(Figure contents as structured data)
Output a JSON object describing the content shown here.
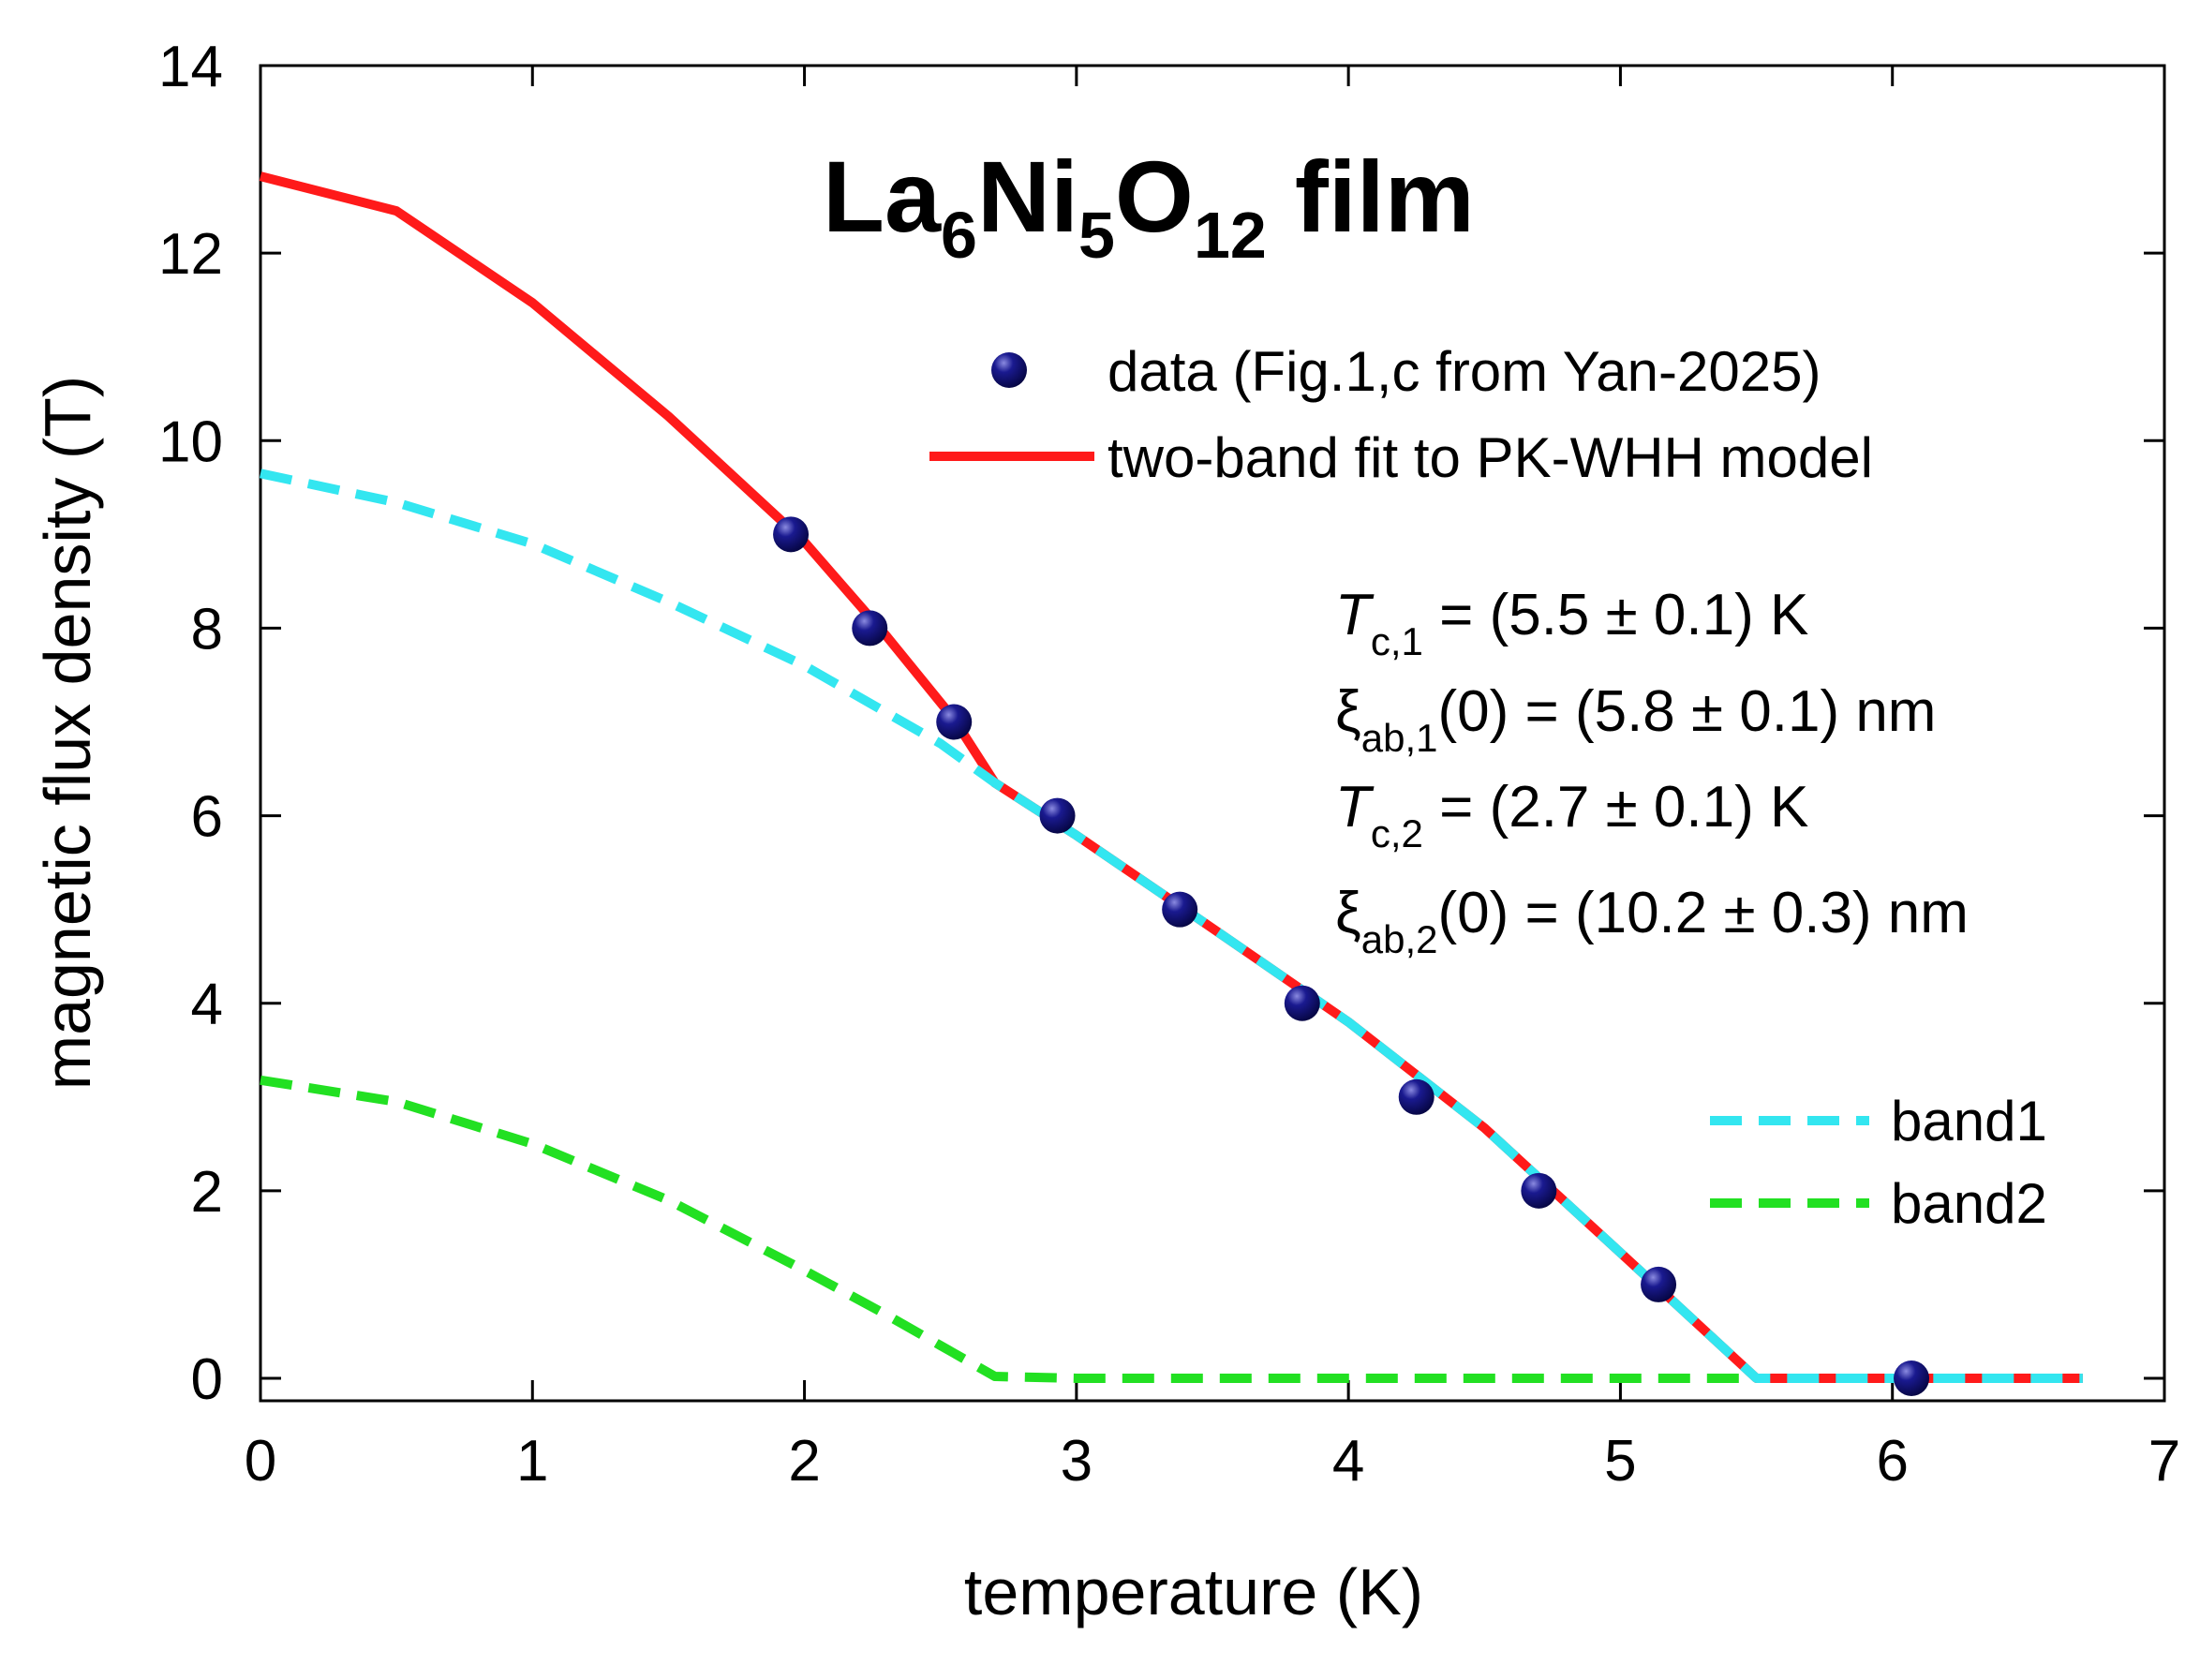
{
  "chart_data": {
    "type": "line",
    "title": {
      "formula": [
        {
          "text": "La",
          "sub": false
        },
        {
          "text": "6",
          "sub": true
        },
        {
          "text": "Ni",
          "sub": false
        },
        {
          "text": "5",
          "sub": true
        },
        {
          "text": "O",
          "sub": false
        },
        {
          "text": "12",
          "sub": true
        },
        {
          "text": " film",
          "sub": false
        }
      ]
    },
    "xlabel": "temperature (K)",
    "ylabel": "magnetic flux density (T)",
    "xlim": [
      0,
      7
    ],
    "ylim": [
      0,
      14
    ],
    "xticks": [
      "0",
      "1",
      "2",
      "3",
      "4",
      "5",
      "6",
      "7"
    ],
    "yticks": [
      "0",
      "2",
      "4",
      "6",
      "8",
      "10",
      "12",
      "14"
    ],
    "grid": false,
    "series": [
      {
        "name": "data (Fig.1,c from Yan-2025)",
        "kind": "scatter",
        "color": "#0a0a6e",
        "x": [
          1.95,
          2.24,
          2.55,
          2.93,
          3.38,
          3.83,
          4.25,
          4.7,
          5.14,
          6.07
        ],
        "y": [
          9.0,
          8.0,
          7.0,
          6.0,
          5.0,
          4.0,
          3.0,
          2.0,
          1.0,
          0.0
        ]
      },
      {
        "name": "two-band fit to PK-WHH model",
        "kind": "line",
        "style": "solid",
        "color": "#ff1a1a",
        "x": [
          0,
          0.5,
          1.0,
          1.5,
          2.0,
          2.3,
          2.55,
          2.7,
          3.0,
          3.5,
          4.0,
          4.5,
          5.0,
          5.5,
          6.0,
          6.7
        ],
        "y": [
          12.82,
          12.45,
          11.47,
          10.26,
          8.92,
          7.92,
          7.03,
          6.35,
          5.79,
          4.8,
          3.8,
          2.67,
          1.34,
          0.0,
          0.0,
          0.0
        ]
      },
      {
        "name": "band1",
        "kind": "line",
        "style": "dashed",
        "color": "#33e6f0",
        "x": [
          0,
          0.5,
          1.0,
          1.5,
          2.0,
          2.5,
          2.7,
          3.0,
          3.5,
          4.0,
          4.5,
          5.0,
          5.5,
          6.0,
          6.7
        ],
        "y": [
          9.65,
          9.34,
          8.9,
          8.28,
          7.6,
          6.77,
          6.35,
          5.79,
          4.8,
          3.8,
          2.67,
          1.34,
          0.0,
          0.0,
          0.0
        ]
      },
      {
        "name": "band2",
        "kind": "line",
        "style": "dashed",
        "color": "#22e022",
        "x": [
          0,
          0.5,
          1.0,
          1.5,
          2.0,
          2.3,
          2.5,
          2.7,
          3.0,
          4.0,
          5.0,
          6.0,
          6.7
        ],
        "y": [
          3.18,
          2.95,
          2.5,
          1.9,
          1.15,
          0.68,
          0.35,
          0.02,
          0.0,
          0.0,
          0.0,
          0.0,
          0.0
        ]
      }
    ],
    "annotations": [
      {
        "symbol": "T",
        "italic": true,
        "sub": "c,1",
        "rest": " = (5.5 ± 0.1) K"
      },
      {
        "symbol": "ξ",
        "italic": false,
        "sub": "ab,1",
        "rest": "(0) = (5.8 ± 0.1) nm"
      },
      {
        "symbol": "T",
        "italic": true,
        "sub": "c,2",
        "rest": " = (2.7 ± 0.1) K"
      },
      {
        "symbol": "ξ",
        "italic": false,
        "sub": "ab,2",
        "rest": "(0) = (10.2 ± 0.3) nm"
      }
    ],
    "legend_placement": "top-right and bottom-right"
  }
}
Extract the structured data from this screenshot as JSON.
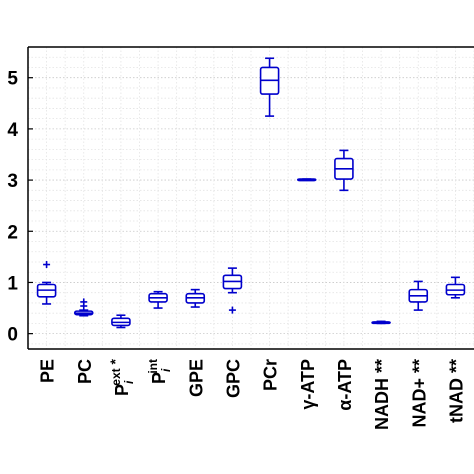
{
  "chart_data": {
    "type": "box",
    "title": "",
    "xlabel": "",
    "ylabel": "",
    "ylim": [
      -0.3,
      5.6
    ],
    "yticks": [
      0,
      1,
      2,
      3,
      4,
      5
    ],
    "grid": true,
    "box_color": "#0000cc",
    "categories": [
      {
        "label": "PE",
        "sup": "",
        "sub": "",
        "suffix": ""
      },
      {
        "label": "PC",
        "sup": "",
        "sub": "",
        "suffix": ""
      },
      {
        "label": "P",
        "sup": "ext",
        "sub": "i",
        "suffix": "*"
      },
      {
        "label": "P",
        "sup": "int",
        "sub": "i",
        "suffix": ""
      },
      {
        "label": "GPE",
        "sup": "",
        "sub": "",
        "suffix": ""
      },
      {
        "label": "GPC",
        "sup": "",
        "sub": "",
        "suffix": ""
      },
      {
        "label": "PCr",
        "sup": "",
        "sub": "",
        "suffix": ""
      },
      {
        "label": "γ-ATP",
        "sup": "",
        "sub": "",
        "suffix": ""
      },
      {
        "label": "α-ATP",
        "sup": "",
        "sub": "",
        "suffix": ""
      },
      {
        "label": "NADH **",
        "sup": "",
        "sub": "",
        "suffix": ""
      },
      {
        "label": "NAD+ **",
        "sup": "",
        "sub": "",
        "suffix": ""
      },
      {
        "label": "tNAD **",
        "sup": "",
        "sub": "",
        "suffix": ""
      }
    ],
    "boxes": [
      {
        "min": 0.58,
        "q1": 0.72,
        "median": 0.85,
        "q3": 0.96,
        "max": 1.0,
        "outliers": [
          1.35
        ]
      },
      {
        "min": 0.35,
        "q1": 0.37,
        "median": 0.4,
        "q3": 0.44,
        "max": 0.46,
        "outliers": [
          0.54,
          0.62
        ]
      },
      {
        "min": 0.12,
        "q1": 0.16,
        "median": 0.22,
        "q3": 0.3,
        "max": 0.36,
        "outliers": []
      },
      {
        "min": 0.5,
        "q1": 0.62,
        "median": 0.7,
        "q3": 0.78,
        "max": 0.82,
        "outliers": []
      },
      {
        "min": 0.52,
        "q1": 0.6,
        "median": 0.7,
        "q3": 0.78,
        "max": 0.86,
        "outliers": []
      },
      {
        "min": 0.8,
        "q1": 0.88,
        "median": 1.02,
        "q3": 1.14,
        "max": 1.28,
        "outliers": [
          0.46
        ]
      },
      {
        "min": 4.25,
        "q1": 4.68,
        "median": 4.95,
        "q3": 5.2,
        "max": 5.38,
        "outliers": []
      },
      {
        "min": 3.0,
        "q1": 3.0,
        "median": 3.01,
        "q3": 3.02,
        "max": 3.02,
        "outliers": []
      },
      {
        "min": 2.8,
        "q1": 3.02,
        "median": 3.22,
        "q3": 3.42,
        "max": 3.58,
        "outliers": []
      },
      {
        "min": 0.2,
        "q1": 0.21,
        "median": 0.22,
        "q3": 0.23,
        "max": 0.24,
        "outliers": []
      },
      {
        "min": 0.46,
        "q1": 0.62,
        "median": 0.74,
        "q3": 0.86,
        "max": 1.02,
        "outliers": []
      },
      {
        "min": 0.7,
        "q1": 0.76,
        "median": 0.85,
        "q3": 0.96,
        "max": 1.1,
        "outliers": []
      }
    ]
  }
}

**Description of the task:** In the copy, include all records verbatim but no images.

**Expected output:**
Output a JSON object describing the content shown here.
{
  "chart_data": {
    "type": "line",
    "title": {
      "formula": [
        {
          "text": "La",
          "sub": false
        },
        {
          "text": "6",
          "sub": true
        },
        {
          "text": "Ni",
          "sub": false
        },
        {
          "text": "5",
          "sub": true
        },
        {
          "text": "O",
          "sub": false
        },
        {
          "text": "12",
          "sub": true
        },
        {
          "text": " film",
          "sub": false
        }
      ]
    },
    "xlabel": "temperature (K)",
    "ylabel": "magnetic flux density (T)",
    "xlim": [
      0,
      7
    ],
    "ylim": [
      0,
      14
    ],
    "xticks": [
      "0",
      "1",
      "2",
      "3",
      "4",
      "5",
      "6",
      "7"
    ],
    "yticks": [
      "0",
      "2",
      "4",
      "6",
      "8",
      "10",
      "12",
      "14"
    ],
    "grid": false,
    "series": [
      {
        "name": "data (Fig.1,c from Yan-2025)",
        "kind": "scatter",
        "color": "#0a0a6e",
        "x": [
          1.95,
          2.24,
          2.55,
          2.93,
          3.38,
          3.83,
          4.25,
          4.7,
          5.14,
          6.07
        ],
        "y": [
          9.0,
          8.0,
          7.0,
          6.0,
          5.0,
          4.0,
          3.0,
          2.0,
          1.0,
          0.0
        ]
      },
      {
        "name": "two-band fit to PK-WHH model",
        "kind": "line",
        "style": "solid",
        "color": "#ff1a1a",
        "x": [
          0,
          0.5,
          1.0,
          1.5,
          2.0,
          2.3,
          2.55,
          2.7,
          3.0,
          3.5,
          4.0,
          4.5,
          5.0,
          5.5,
          6.0,
          6.7
        ],
        "y": [
          12.82,
          12.45,
          11.47,
          10.26,
          8.92,
          7.92,
          7.03,
          6.35,
          5.79,
          4.8,
          3.8,
          2.67,
          1.34,
          0.0,
          0.0,
          0.0
        ]
      },
      {
        "name": "band1",
        "kind": "line",
        "style": "dashed",
        "color": "#33e6f0",
        "x": [
          0,
          0.5,
          1.0,
          1.5,
          2.0,
          2.5,
          2.7,
          3.0,
          3.5,
          4.0,
          4.5,
          5.0,
          5.5,
          6.0,
          6.7
        ],
        "y": [
          9.65,
          9.34,
          8.9,
          8.28,
          7.6,
          6.77,
          6.35,
          5.79,
          4.8,
          3.8,
          2.67,
          1.34,
          0.0,
          0.0,
          0.0
        ]
      },
      {
        "name": "band2",
        "kind": "line",
        "style": "dashed",
        "color": "#22e022",
        "x": [
          0,
          0.5,
          1.0,
          1.5,
          2.0,
          2.3,
          2.5,
          2.7,
          3.0,
          4.0,
          5.0,
          6.0,
          6.7
        ],
        "y": [
          3.18,
          2.95,
          2.5,
          1.9,
          1.15,
          0.68,
          0.35,
          0.02,
          0.0,
          0.0,
          0.0,
          0.0,
          0.0
        ]
      }
    ],
    "annotations": [
      {
        "symbol": "T",
        "italic": true,
        "sub": "c,1",
        "rest": " = (5.5 ± 0.1) K"
      },
      {
        "symbol": "ξ",
        "italic": false,
        "sub": "ab,1",
        "rest": "(0) = (5.8 ± 0.1) nm"
      },
      {
        "symbol": "T",
        "italic": true,
        "sub": "c,2",
        "rest": " = (2.7 ± 0.1) K"
      },
      {
        "symbol": "ξ",
        "italic": false,
        "sub": "ab,2",
        "rest": "(0) = (10.2 ± 0.3) nm"
      }
    ],
    "legend_placement": "top-right and bottom-right"
  }
}
Extract the structured data from this screenshot as JSON.
{
  "chart_data": {
    "type": "box",
    "title": "",
    "xlabel": "",
    "ylabel": "",
    "ylim": [
      -0.3,
      5.6
    ],
    "yticks": [
      0,
      1,
      2,
      3,
      4,
      5
    ],
    "grid": true,
    "box_color": "#0000cc",
    "categories": [
      {
        "label": "PE",
        "sup": "",
        "sub": "",
        "suffix": ""
      },
      {
        "label": "PC",
        "sup": "",
        "sub": "",
        "suffix": ""
      },
      {
        "label": "P",
        "sup": "ext",
        "sub": "i",
        "suffix": "*"
      },
      {
        "label": "P",
        "sup": "int",
        "sub": "i",
        "suffix": ""
      },
      {
        "label": "GPE",
        "sup": "",
        "sub": "",
        "suffix": ""
      },
      {
        "label": "GPC",
        "sup": "",
        "sub": "",
        "suffix": ""
      },
      {
        "label": "PCr",
        "sup": "",
        "sub": "",
        "suffix": ""
      },
      {
        "label": "γ-ATP",
        "sup": "",
        "sub": "",
        "suffix": ""
      },
      {
        "label": "α-ATP",
        "sup": "",
        "sub": "",
        "suffix": ""
      },
      {
        "label": "NADH **",
        "sup": "",
        "sub": "",
        "suffix": ""
      },
      {
        "label": "NAD+ **",
        "sup": "",
        "sub": "",
        "suffix": ""
      },
      {
        "label": "tNAD **",
        "sup": "",
        "sub": "",
        "suffix": ""
      }
    ],
    "boxes": [
      {
        "min": 0.58,
        "q1": 0.72,
        "median": 0.85,
        "q3": 0.96,
        "max": 1.0,
        "outliers": [
          1.35
        ]
      },
      {
        "min": 0.35,
        "q1": 0.37,
        "median": 0.4,
        "q3": 0.44,
        "max": 0.46,
        "outliers": [
          0.54,
          0.62
        ]
      },
      {
        "min": 0.12,
        "q1": 0.16,
        "median": 0.22,
        "q3": 0.3,
        "max": 0.36,
        "outliers": []
      },
      {
        "min": 0.5,
        "q1": 0.62,
        "median": 0.7,
        "q3": 0.78,
        "max": 0.82,
        "outliers": []
      },
      {
        "min": 0.52,
        "q1": 0.6,
        "median": 0.7,
        "q3": 0.78,
        "max": 0.86,
        "outliers": []
      },
      {
        "min": 0.8,
        "q1": 0.88,
        "median": 1.02,
        "q3": 1.14,
        "max": 1.28,
        "outliers": [
          0.46
        ]
      },
      {
        "min": 4.25,
        "q1": 4.68,
        "median": 4.95,
        "q3": 5.2,
        "max": 5.38,
        "outliers": []
      },
      {
        "min": 3.0,
        "q1": 3.0,
        "median": 3.01,
        "q3": 3.02,
        "max": 3.02,
        "outliers": []
      },
      {
        "min": 2.8,
        "q1": 3.02,
        "median": 3.22,
        "q3": 3.42,
        "max": 3.58,
        "outliers": []
      },
      {
        "min": 0.2,
        "q1": 0.21,
        "median": 0.22,
        "q3": 0.23,
        "max": 0.24,
        "outliers": []
      },
      {
        "min": 0.46,
        "q1": 0.62,
        "median": 0.74,
        "q3": 0.86,
        "max": 1.02,
        "outliers": []
      },
      {
        "min": 0.7,
        "q1": 0.76,
        "median": 0.85,
        "q3": 0.96,
        "max": 1.1,
        "outliers": []
      }
    ]
  }
}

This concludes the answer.